WORK REQUIRED: The records below need retyping in full; give them again exactly.

- - - - -

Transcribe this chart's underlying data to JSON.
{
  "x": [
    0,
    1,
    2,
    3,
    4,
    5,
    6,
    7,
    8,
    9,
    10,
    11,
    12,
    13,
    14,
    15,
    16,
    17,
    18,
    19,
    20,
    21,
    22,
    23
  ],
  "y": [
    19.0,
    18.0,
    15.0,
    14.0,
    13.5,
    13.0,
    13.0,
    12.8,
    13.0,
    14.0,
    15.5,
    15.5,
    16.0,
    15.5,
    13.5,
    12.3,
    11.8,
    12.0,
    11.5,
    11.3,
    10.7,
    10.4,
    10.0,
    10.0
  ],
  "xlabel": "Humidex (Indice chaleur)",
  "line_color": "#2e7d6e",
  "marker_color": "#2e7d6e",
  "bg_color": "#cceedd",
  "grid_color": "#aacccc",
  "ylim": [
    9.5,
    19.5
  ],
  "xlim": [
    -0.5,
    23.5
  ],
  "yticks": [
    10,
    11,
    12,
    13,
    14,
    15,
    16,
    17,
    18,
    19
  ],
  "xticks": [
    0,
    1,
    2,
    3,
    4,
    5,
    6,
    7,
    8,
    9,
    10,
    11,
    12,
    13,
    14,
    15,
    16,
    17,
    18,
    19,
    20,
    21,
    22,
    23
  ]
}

- - - - -

RESPONSE FOR THIS EXERCISE:
Transcribe this chart's underlying data to JSON.
{
  "x": [
    0,
    1,
    2,
    3,
    4,
    5,
    6,
    7,
    8,
    9,
    10,
    11,
    12,
    13,
    14,
    15,
    16,
    17,
    18,
    19,
    20,
    21,
    22,
    23
  ],
  "y": [
    19.0,
    18.0,
    15.0,
    14.0,
    13.5,
    13.0,
    13.0,
    12.8,
    13.0,
    14.0,
    15.5,
    15.5,
    16.0,
    15.5,
    13.5,
    12.3,
    11.8,
    12.0,
    11.5,
    11.3,
    10.7,
    10.4,
    10.0,
    10.0
  ],
  "xlabel": "Humidex (Indice chaleur)",
  "line_color": "#2e7d6e",
  "marker_color": "#2e7d6e",
  "bg_color": "#cceedd",
  "grid_color": "#aacccc",
  "ylim": [
    9.5,
    19.5
  ],
  "xlim": [
    -0.5,
    23.5
  ],
  "yticks": [
    10,
    11,
    12,
    13,
    14,
    15,
    16,
    17,
    18,
    19
  ],
  "xticks": [
    0,
    1,
    2,
    3,
    4,
    5,
    6,
    7,
    8,
    9,
    10,
    11,
    12,
    13,
    14,
    15,
    16,
    17,
    18,
    19,
    20,
    21,
    22,
    23
  ]
}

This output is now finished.